**What you need to do:** Leave the pictures out and print every record below exactly as it stands.

-- start of Records provided --

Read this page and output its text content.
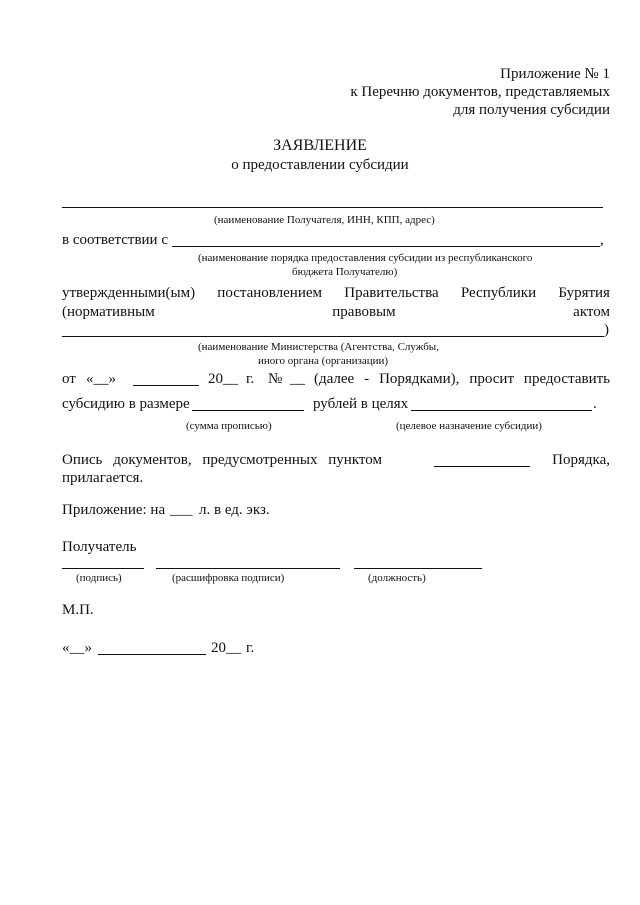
Приложение № 1
к Перечню документов, представляемых
для получения субсидии
ЗАЯВЛЕНИЕ
о предоставлении субсидии
(наименование Получателя, ИНН, КПП, адрес)
в соответствии с	,
(наименование порядка предоставления субсидии из республиканского
бюджета Получателю)
утвержденными(ым) постановлением Правительства Республики Бурятия
(нормативным	правовым	актом
)
(наименование Министерства (Агентства, Службы,
иного органа (организации)
от «__»	20__ г. № __ (далее - Порядками), просит предоставить
субсидию в размере	рублей в целях	.
(сумма прописью)	(целевое назначение субсидии)
Опись документов, предусмотренных пунктом	Порядка,
прилагается.
Приложение: на ___ л. в ед. экз.
Получатель
(подпись)	(расшифровка подписи)	(должность)
М.П.
«__»	20__ г.
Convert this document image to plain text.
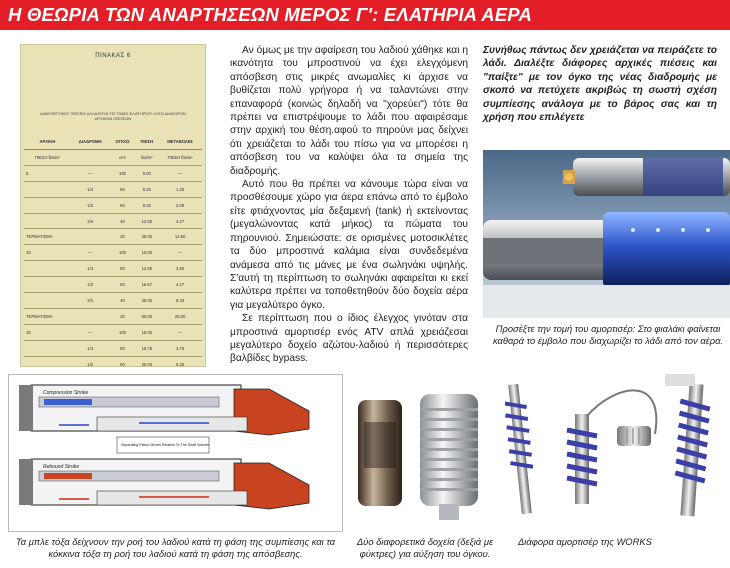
Η ΘΕΩΡΙΑ ΤΩΝ ΑΝΑΡΤΗΣΕΩΝ ΜΕΡΟΣ Γ': ΕΛΑΤΗΡΙΑ ΑΕΡΑ
ΠΙΝΑΚΑΣ 6
ΔΙΑΦΟΡΕΤΙΚΕΣ ΠΙΕΣΕΙΣ ΑΛΛΑΖΟΥΝ ΤΙΣ ΤΙΜΕΣ ΕΛΑΤΗΡΙΟΥ ΛΟΓΩ ΔΙΑΦΟΡΩΝ ΑΡΧΙΚΩΝ ΠΙΕΣΕΩΝ
ΑΡΧΙΚΗ	ΔΙΑΔΡΟΜΗ	ΟΓΚΟΣ	ΠΙΕΣΗ	ΜΕΤΑΒΟΛΕΣ
ΠΙΕΣΗ lbs/in²		cm³	lbs/in²	ΠΙΕΣΗ lbs/in²
5	—	100	5.00	—
	1/4	80	6.25	1.25
	1/2	60	8.33	2.08
	3/4	40	12.50	4.17
ΤΕΡΜΑΤΙΣΜΑ		20	25.00	12.50
10	—	100	10.00	—
	1/4	80	12.50	2.50
	1/2	60	16.67	4.17
	3/4	40	25.00	8.33
ΤΕΡΜΑΤΙΣΜΑ		20	50.00	25.00
15	—	100	15.00	—
	1/4	80	18.75	3.75
	1/2	60	25.00	6.25

Αν όμως με την αφαίρεση του λαδιού χάθηκε και η ικανότητα του μπροστινού να έχει ελεγχόμενη απόσβεση στις μικρές ανωμαλίες κι άρχισε να βυθίζεται πολύ γρήγορα ή να ταλαντώνει στην επαναφορά (κοινώς δηλαδή να "χορεύει") τότε θα πρέπει να επιστρέψουμε το λάδι που αφαιρέσαμε στην αρχική του θέση.αφού το πηρούνι μας δείχνει ότι χρειάζεται το λάδι του πίσω για να μπορέσει η απόσβεση του να καλύψει όλα τα σημεία της διαδρομής.

Αυτό που θα πρέπει να κάνουμε τώρα είναι να προσθέσουμε χώρο για άερα επάνω από το έμβολο είτε φτιάχνοντας μία δεξαμενή (tank) ή εκτείνοντας (μεγαλώνοντας κατά μήκος) τα πώματα του πηρουνιού. Σημειώσατε: σε ορισμένες μοτοσικλέτες τα δύο μπροστινά καλάμια είναι συνδεδεμένα ανάμεσα από τις μάνες με ένα σωληνάκι υψηλής. Σ'αυτή τη περίπτωση το σωληνάκι αφαιρείται κι εκεί καλύτερα πρέπει να τοποθετηθούν δύο δοχεία αέρα για μεγαλύτερο όγκο.

Σε περίπτωση που ο ίδιος έλεγχος γινόταν στα μπροστινά αμορτισέρ ενός ATV απλά χρειάζεσαι μεγαλύτερο δοχείο αζώτου-λαδιού ή περισσότερες βαλβίδες bypass.

Συνήθως πάντως δεν χρειάζεται να πειράζετε το λάδι. Διαλέξτε διάφορες αρχικές πιέσεις και "παίξτε" με τον όγκο της νέας διαδρομής με σκοπό να πετύχετε ακριβώς τη σωστή σχέση συμπίεσης ανάλογα με το βάρος σας και τη χρήση που επιλέγετε

Προσέξτε την τομή του αμορτισέρ: Στο φιαλάκι φαίνεται καθαρά το έμβολο που διαχωρίζει το λάδι από τον αέρα.
Compression Stroke
Separating Piston Moves Relative To The Shaft Volume
Rebound Stroke
Τα μπλε τόξα δείχνουν την ροή του λαδιού κατά τη φάση της συμπίεσης και τα κόκκινα τόξα τη ροή του λαδιού κατά τη φάση της απόσβεσης.
Δύο διαφορετικά δοχεία (δεξιά με φύκτρες) για αύξηση του όγκου.
Διάφορα αμορτισέρ της WORKS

-- end of Records provided --

**Written solution:**
Read this page and output its text content.
Приложение № 1
к Перечню документов, представляемых
для получения субсидии
ЗАЯВЛЕНИЕ
о предоставлении субсидии
(наименование Получателя, ИНН, КПП, адрес)
в соответствии с	,
(наименование порядка предоставления субсидии из республиканского
бюджета Получателю)
утвержденными(ым) постановлением Правительства Республики Бурятия
(нормативным	правовым	актом
)
(наименование Министерства (Агентства, Службы,
иного органа (организации)
от «__»	20__ г. № __ (далее - Порядками), просит предоставить
субсидию в размере	рублей в целях	.
(сумма прописью)	(целевое назначение субсидии)
Опись документов, предусмотренных пунктом	Порядка,
прилагается.
Приложение: на ___ л. в ед. экз.
Получатель
(подпись)	(расшифровка подписи)	(должность)
М.П.
«__»	20__ г.
Convert this document image to plain text.
Η ΘΕΩΡΙΑ ΤΩΝ ΑΝΑΡΤΗΣΕΩΝ ΜΕΡΟΣ Γ': ΕΛΑΤΗΡΙΑ ΑΕΡΑ
ΠΙΝΑΚΑΣ 6
ΔΙΑΦΟΡΕΤΙΚΕΣ ΠΙΕΣΕΙΣ ΑΛΛΑΖΟΥΝ ΤΙΣ ΤΙΜΕΣ ΕΛΑΤΗΡΙΟΥ ΛΟΓΩ ΔΙΑΦΟΡΩΝ ΑΡΧΙΚΩΝ ΠΙΕΣΕΩΝ
ΑΡΧΙΚΗ	ΔΙΑΔΡΟΜΗ	ΟΓΚΟΣ	ΠΙΕΣΗ	ΜΕΤΑΒΟΛΕΣ
ΠΙΕΣΗ lbs/in²		cm³	lbs/in²	ΠΙΕΣΗ lbs/in²
5	—	100	5.00	—
	1/4	80	6.25	1.25
	1/2	60	8.33	2.08
	3/4	40	12.50	4.17
ΤΕΡΜΑΤΙΣΜΑ		20	25.00	12.50
10	—	100	10.00	—
	1/4	80	12.50	2.50
	1/2	60	16.67	4.17
	3/4	40	25.00	8.33
ΤΕΡΜΑΤΙΣΜΑ		20	50.00	25.00
15	—	100	15.00	—
	1/4	80	18.75	3.75
	1/2	60	25.00	6.25

Αν όμως με την αφαίρεση του λαδιού χάθηκε και η ικανότητα του μπροστινού να έχει ελεγχόμενη απόσβεση στις μικρές ανωμαλίες κι άρχισε να βυθίζεται πολύ γρήγορα ή να ταλαντώνει στην επαναφορά (κοινώς δηλαδή να "χορεύει") τότε θα πρέπει να επιστρέψουμε το λάδι που αφαιρέσαμε στην αρχική του θέση.αφού το πηρούνι μας δείχνει ότι χρειάζεται το λάδι του πίσω για να μπορέσει η απόσβεση του να καλύψει όλα τα σημεία της διαδρομής.

Αυτό που θα πρέπει να κάνουμε τώρα είναι να προσθέσουμε χώρο για άερα επάνω από το έμβολο είτε φτιάχνοντας μία δεξαμενή (tank) ή εκτείνοντας (μεγαλώνοντας κατά μήκος) τα πώματα του πηρουνιού. Σημειώσατε: σε ορισμένες μοτοσικλέτες τα δύο μπροστινά καλάμια είναι συνδεδεμένα ανάμεσα από τις μάνες με ένα σωληνάκι υψηλής. Σ'αυτή τη περίπτωση το σωληνάκι αφαιρείται κι εκεί καλύτερα πρέπει να τοποθετηθούν δύο δοχεία αέρα για μεγαλύτερο όγκο.

Σε περίπτωση που ο ίδιος έλεγχος γινόταν στα μπροστινά αμορτισέρ ενός ATV απλά χρειάζεσαι μεγαλύτερο δοχείο αζώτου-λαδιού ή περισσότερες βαλβίδες bypass.

Συνήθως πάντως δεν χρειάζεται να πειράζετε το λάδι. Διαλέξτε διάφορες αρχικές πιέσεις και "παίξτε" με τον όγκο της νέας διαδρομής με σκοπό να πετύχετε ακριβώς τη σωστή σχέση συμπίεσης ανάλογα με το βάρος σας και τη χρήση που επιλέγετε

Προσέξτε την τομή του αμορτισέρ: Στο φιαλάκι φαίνεται καθαρά το έμβολο που διαχωρίζει το λάδι από τον αέρα.
Compression Stroke
Separating Piston Moves Relative To The Shaft Volume
Rebound Stroke
Τα μπλε τόξα δείχνουν την ροή του λαδιού κατά τη φάση της συμπίεσης και τα κόκκινα τόξα τη ροή του λαδιού κατά τη φάση της απόσβεσης.
Δύο διαφορετικά δοχεία (δεξιά με φύκτρες) για αύξηση του όγκου.
Διάφορα αμορτισέρ της WORKS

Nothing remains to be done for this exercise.